(Data items)

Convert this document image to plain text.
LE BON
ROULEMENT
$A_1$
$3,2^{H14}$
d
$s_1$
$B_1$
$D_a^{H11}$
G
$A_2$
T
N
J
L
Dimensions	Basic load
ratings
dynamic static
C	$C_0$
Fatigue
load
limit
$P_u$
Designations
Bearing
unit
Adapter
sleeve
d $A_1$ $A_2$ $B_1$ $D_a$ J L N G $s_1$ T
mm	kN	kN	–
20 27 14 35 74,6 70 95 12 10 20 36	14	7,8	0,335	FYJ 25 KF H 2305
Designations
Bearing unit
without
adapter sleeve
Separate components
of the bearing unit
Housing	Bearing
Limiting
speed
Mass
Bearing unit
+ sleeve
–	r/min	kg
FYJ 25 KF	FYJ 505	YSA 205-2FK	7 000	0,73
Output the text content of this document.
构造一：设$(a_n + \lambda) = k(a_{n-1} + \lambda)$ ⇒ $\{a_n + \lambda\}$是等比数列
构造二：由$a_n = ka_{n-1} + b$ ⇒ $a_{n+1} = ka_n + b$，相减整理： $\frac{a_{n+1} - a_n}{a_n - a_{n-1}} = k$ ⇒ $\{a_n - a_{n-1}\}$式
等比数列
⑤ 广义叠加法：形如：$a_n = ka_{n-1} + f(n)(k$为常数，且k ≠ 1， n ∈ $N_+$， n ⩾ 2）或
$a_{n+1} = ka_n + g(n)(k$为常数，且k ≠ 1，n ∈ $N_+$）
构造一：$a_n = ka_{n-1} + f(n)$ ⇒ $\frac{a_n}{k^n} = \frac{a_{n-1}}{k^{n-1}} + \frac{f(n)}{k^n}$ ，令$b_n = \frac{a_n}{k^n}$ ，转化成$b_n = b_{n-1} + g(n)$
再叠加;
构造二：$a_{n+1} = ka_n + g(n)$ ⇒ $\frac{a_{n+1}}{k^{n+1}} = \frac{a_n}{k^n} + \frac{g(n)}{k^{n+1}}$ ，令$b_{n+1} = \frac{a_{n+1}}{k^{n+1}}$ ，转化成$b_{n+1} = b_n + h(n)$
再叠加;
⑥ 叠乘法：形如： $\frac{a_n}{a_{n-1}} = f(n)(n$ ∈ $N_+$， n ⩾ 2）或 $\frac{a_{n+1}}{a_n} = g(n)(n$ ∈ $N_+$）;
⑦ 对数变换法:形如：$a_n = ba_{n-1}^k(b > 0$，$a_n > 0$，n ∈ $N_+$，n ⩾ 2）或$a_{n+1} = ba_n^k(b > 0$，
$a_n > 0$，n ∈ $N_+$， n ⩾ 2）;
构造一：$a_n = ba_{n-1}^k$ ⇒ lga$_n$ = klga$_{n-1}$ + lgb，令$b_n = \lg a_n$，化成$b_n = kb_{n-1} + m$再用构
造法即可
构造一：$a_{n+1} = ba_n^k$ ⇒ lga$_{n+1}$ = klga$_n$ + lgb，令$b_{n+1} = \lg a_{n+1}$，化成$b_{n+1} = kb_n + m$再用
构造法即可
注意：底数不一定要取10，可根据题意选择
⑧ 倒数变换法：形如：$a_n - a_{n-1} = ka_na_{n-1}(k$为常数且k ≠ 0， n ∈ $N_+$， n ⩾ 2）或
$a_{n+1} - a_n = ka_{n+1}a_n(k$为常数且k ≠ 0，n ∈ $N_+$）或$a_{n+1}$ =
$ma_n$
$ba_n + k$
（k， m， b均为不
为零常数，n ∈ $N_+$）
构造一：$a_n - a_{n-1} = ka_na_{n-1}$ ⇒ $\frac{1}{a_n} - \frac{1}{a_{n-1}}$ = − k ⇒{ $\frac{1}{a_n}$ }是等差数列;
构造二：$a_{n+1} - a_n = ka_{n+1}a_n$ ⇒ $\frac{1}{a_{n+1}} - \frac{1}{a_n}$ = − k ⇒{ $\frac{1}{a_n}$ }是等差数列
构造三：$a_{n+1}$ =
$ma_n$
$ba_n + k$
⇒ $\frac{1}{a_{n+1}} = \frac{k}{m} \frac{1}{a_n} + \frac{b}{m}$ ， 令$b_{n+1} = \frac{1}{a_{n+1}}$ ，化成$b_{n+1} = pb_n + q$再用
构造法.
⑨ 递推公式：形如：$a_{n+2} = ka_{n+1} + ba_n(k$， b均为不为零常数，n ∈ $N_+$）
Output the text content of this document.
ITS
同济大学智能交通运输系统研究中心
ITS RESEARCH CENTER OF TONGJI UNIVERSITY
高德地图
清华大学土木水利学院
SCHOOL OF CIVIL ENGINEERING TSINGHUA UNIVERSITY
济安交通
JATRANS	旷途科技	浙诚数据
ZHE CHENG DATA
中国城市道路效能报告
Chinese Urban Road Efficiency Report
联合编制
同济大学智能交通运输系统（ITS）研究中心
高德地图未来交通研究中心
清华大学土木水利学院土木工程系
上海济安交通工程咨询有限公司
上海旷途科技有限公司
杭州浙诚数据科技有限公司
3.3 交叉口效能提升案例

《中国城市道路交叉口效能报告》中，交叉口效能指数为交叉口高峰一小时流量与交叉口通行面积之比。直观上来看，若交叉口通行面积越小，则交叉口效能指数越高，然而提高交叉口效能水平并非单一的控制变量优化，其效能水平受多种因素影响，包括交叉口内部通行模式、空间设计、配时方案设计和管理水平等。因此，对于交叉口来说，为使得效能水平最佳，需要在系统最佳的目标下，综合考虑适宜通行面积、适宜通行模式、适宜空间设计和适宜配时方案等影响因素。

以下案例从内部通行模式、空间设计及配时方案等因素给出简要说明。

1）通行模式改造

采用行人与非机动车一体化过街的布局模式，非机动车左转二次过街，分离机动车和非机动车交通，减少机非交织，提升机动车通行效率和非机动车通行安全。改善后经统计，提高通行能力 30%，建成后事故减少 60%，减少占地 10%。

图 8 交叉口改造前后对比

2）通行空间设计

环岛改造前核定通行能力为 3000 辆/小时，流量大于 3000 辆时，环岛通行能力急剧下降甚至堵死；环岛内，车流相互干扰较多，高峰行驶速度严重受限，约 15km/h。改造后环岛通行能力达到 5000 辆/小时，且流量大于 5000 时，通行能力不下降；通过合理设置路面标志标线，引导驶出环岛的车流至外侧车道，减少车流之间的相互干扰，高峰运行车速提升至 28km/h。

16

- What you should do: Each line above must be printed exactly as it appears.

- The output:
Convert this document image to plain text.
LE BON
ROULEMENT
$A_1$
$3,2^{H14}$
d
$s_1$
$B_1$
$D_a^{H11}$
G
$A_2$
T
N
J
L
Dimensions	Basic load
ratings
dynamic static
C	$C_0$
Fatigue
load
limit
$P_u$
Designations
Bearing
unit
Adapter
sleeve
d $A_1$ $A_2$ $B_1$ $D_a$ J L N G $s_1$ T
mm	kN	kN	–
20 27 14 35 74,6 70 95 12 10 20 36	14	7,8	0,335	FYJ 25 KF H 2305
Designations
Bearing unit
without
adapter sleeve
Separate components
of the bearing unit
Housing	Bearing
Limiting
speed
Mass
Bearing unit
+ sleeve
–	r/min	kg
FYJ 25 KF	FYJ 505	YSA 205-2FK	7 000	0,73
Output the text content of this document.
构造一：设$(a_n + \lambda) = k(a_{n-1} + \lambda)$ ⇒ $\{a_n + \lambda\}$是等比数列
构造二：由$a_n = ka_{n-1} + b$ ⇒ $a_{n+1} = ka_n + b$，相减整理： $\frac{a_{n+1} - a_n}{a_n - a_{n-1}} = k$ ⇒ $\{a_n - a_{n-1}\}$式
等比数列
⑤ 广义叠加法：形如：$a_n = ka_{n-1} + f(n)(k$为常数，且k ≠ 1， n ∈ $N_+$， n ⩾ 2）或
$a_{n+1} = ka_n + g(n)(k$为常数，且k ≠ 1，n ∈ $N_+$）
构造一：$a_n = ka_{n-1} + f(n)$ ⇒ $\frac{a_n}{k^n} = \frac{a_{n-1}}{k^{n-1}} + \frac{f(n)}{k^n}$ ，令$b_n = \frac{a_n}{k^n}$ ，转化成$b_n = b_{n-1} + g(n)$
再叠加;
构造二：$a_{n+1} = ka_n + g(n)$ ⇒ $\frac{a_{n+1}}{k^{n+1}} = \frac{a_n}{k^n} + \frac{g(n)}{k^{n+1}}$ ，令$b_{n+1} = \frac{a_{n+1}}{k^{n+1}}$ ，转化成$b_{n+1} = b_n + h(n)$
再叠加;
⑥ 叠乘法：形如： $\frac{a_n}{a_{n-1}} = f(n)(n$ ∈ $N_+$， n ⩾ 2）或 $\frac{a_{n+1}}{a_n} = g(n)(n$ ∈ $N_+$）;
⑦ 对数变换法:形如：$a_n = ba_{n-1}^k(b > 0$，$a_n > 0$，n ∈ $N_+$，n ⩾ 2）或$a_{n+1} = ba_n^k(b > 0$，
$a_n > 0$，n ∈ $N_+$， n ⩾ 2）;
构造一：$a_n = ba_{n-1}^k$ ⇒ lga$_n$ = klga$_{n-1}$ + lgb，令$b_n = \lg a_n$，化成$b_n = kb_{n-1} + m$再用构
造法即可
构造一：$a_{n+1} = ba_n^k$ ⇒ lga$_{n+1}$ = klga$_n$ + lgb，令$b_{n+1} = \lg a_{n+1}$，化成$b_{n+1} = kb_n + m$再用
构造法即可
注意：底数不一定要取10，可根据题意选择
⑧ 倒数变换法：形如：$a_n - a_{n-1} = ka_na_{n-1}(k$为常数且k ≠ 0， n ∈ $N_+$， n ⩾ 2）或
$a_{n+1} - a_n = ka_{n+1}a_n(k$为常数且k ≠ 0，n ∈ $N_+$）或$a_{n+1}$ =
$ma_n$
$ba_n + k$
（k， m， b均为不
为零常数，n ∈ $N_+$）
构造一：$a_n - a_{n-1} = ka_na_{n-1}$ ⇒ $\frac{1}{a_n} - \frac{1}{a_{n-1}}$ = − k ⇒{ $\frac{1}{a_n}$ }是等差数列;
构造二：$a_{n+1} - a_n = ka_{n+1}a_n$ ⇒ $\frac{1}{a_{n+1}} - \frac{1}{a_n}$ = − k ⇒{ $\frac{1}{a_n}$ }是等差数列
构造三：$a_{n+1}$ =
$ma_n$
$ba_n + k$
⇒ $\frac{1}{a_{n+1}} = \frac{k}{m} \frac{1}{a_n} + \frac{b}{m}$ ， 令$b_{n+1} = \frac{1}{a_{n+1}}$ ，化成$b_{n+1} = pb_n + q$再用
构造法.
⑨ 递推公式：形如：$a_{n+2} = ka_{n+1} + ba_n(k$， b均为不为零常数，n ∈ $N_+$）
Output the text content of this document.
ITS
同济大学智能交通运输系统研究中心
ITS RESEARCH CENTER OF TONGJI UNIVERSITY
高德地图
清华大学土木水利学院
SCHOOL OF CIVIL ENGINEERING TSINGHUA UNIVERSITY
济安交通
JATRANS	旷途科技	浙诚数据
ZHE CHENG DATA
中国城市道路效能报告
Chinese Urban Road Efficiency Report
联合编制
同济大学智能交通运输系统（ITS）研究中心
高德地图未来交通研究中心
清华大学土木水利学院土木工程系
上海济安交通工程咨询有限公司
上海旷途科技有限公司
杭州浙诚数据科技有限公司
3.3 交叉口效能提升案例

《中国城市道路交叉口效能报告》中，交叉口效能指数为交叉口高峰一小时流量与交叉口通行面积之比。直观上来看，若交叉口通行面积越小，则交叉口效能指数越高，然而提高交叉口效能水平并非单一的控制变量优化，其效能水平受多种因素影响，包括交叉口内部通行模式、空间设计、配时方案设计和管理水平等。因此，对于交叉口来说，为使得效能水平最佳，需要在系统最佳的目标下，综合考虑适宜通行面积、适宜通行模式、适宜空间设计和适宜配时方案等影响因素。

以下案例从内部通行模式、空间设计及配时方案等因素给出简要说明。

1）通行模式改造

采用行人与非机动车一体化过街的布局模式，非机动车左转二次过街，分离机动车和非机动车交通，减少机非交织，提升机动车通行效率和非机动车通行安全。改善后经统计，提高通行能力 30%，建成后事故减少 60%，减少占地 10%。

图 8 交叉口改造前后对比

2）通行空间设计

环岛改造前核定通行能力为 3000 辆/小时，流量大于 3000 辆时，环岛通行能力急剧下降甚至堵死；环岛内，车流相互干扰较多，高峰行驶速度严重受限，约 15km/h。改造后环岛通行能力达到 5000 辆/小时，且流量大于 5000 时，通行能力不下降；通过合理设置路面标志标线，引导驶出环岛的车流至外侧车道，减少车流之间的相互干扰，高峰运行车速提升至 28km/h。

16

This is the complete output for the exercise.